DESCRIPTION OF THE TASK: Look through the data below and say how many of its lines contain "Gläßer", adding nothing else.

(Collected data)
----------
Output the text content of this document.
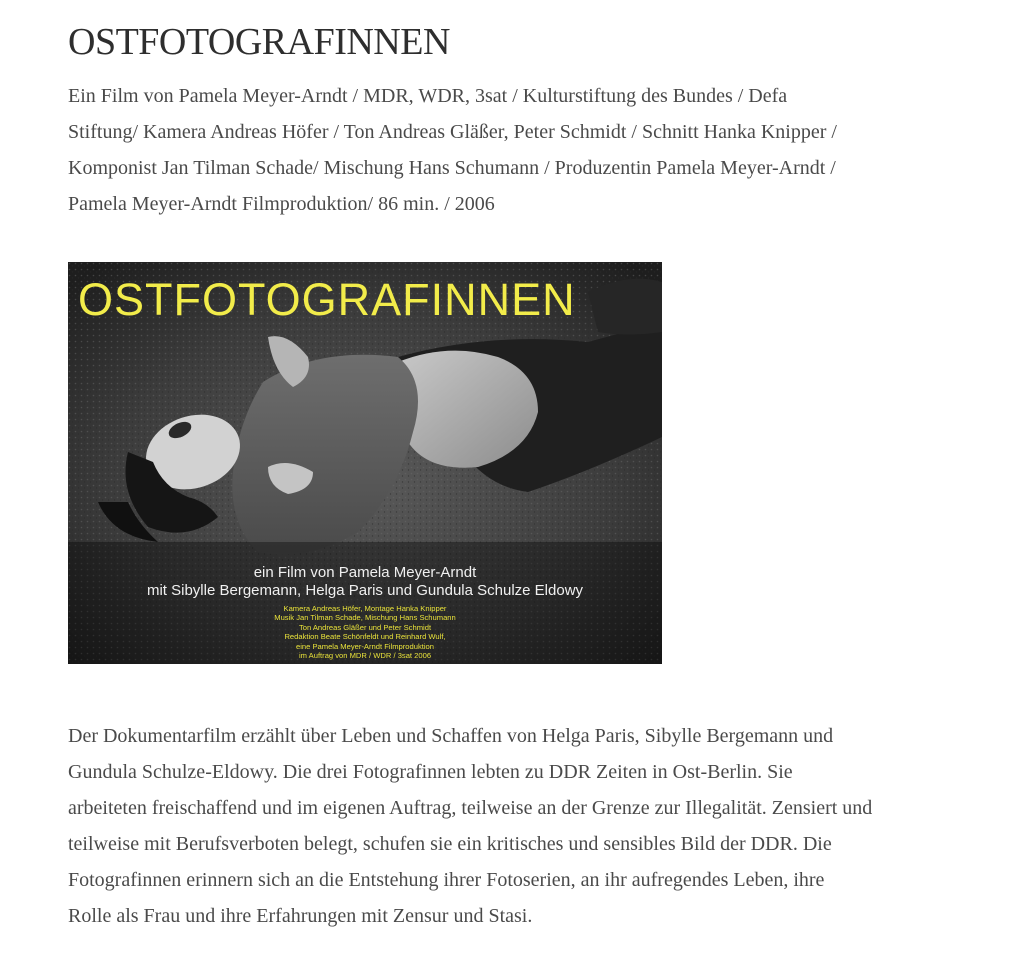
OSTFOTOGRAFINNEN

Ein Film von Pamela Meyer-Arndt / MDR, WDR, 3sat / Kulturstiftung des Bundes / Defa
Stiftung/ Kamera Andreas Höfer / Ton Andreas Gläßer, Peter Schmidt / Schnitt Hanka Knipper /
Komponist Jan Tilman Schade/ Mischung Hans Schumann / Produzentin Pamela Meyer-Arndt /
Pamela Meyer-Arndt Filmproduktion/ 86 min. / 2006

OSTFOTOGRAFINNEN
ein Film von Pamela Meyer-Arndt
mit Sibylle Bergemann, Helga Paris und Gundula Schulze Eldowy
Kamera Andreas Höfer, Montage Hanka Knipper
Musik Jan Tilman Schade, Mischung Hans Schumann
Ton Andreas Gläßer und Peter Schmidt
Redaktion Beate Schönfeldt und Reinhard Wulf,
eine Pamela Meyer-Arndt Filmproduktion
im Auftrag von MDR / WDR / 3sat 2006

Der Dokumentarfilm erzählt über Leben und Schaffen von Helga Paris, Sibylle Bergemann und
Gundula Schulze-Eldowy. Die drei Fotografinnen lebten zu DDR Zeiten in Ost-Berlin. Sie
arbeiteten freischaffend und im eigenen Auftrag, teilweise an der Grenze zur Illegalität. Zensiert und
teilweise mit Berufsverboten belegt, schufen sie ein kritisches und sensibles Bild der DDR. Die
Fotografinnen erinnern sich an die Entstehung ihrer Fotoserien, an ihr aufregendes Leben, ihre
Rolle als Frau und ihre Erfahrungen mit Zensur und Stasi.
----------
EXERCISE RESPONSE: 2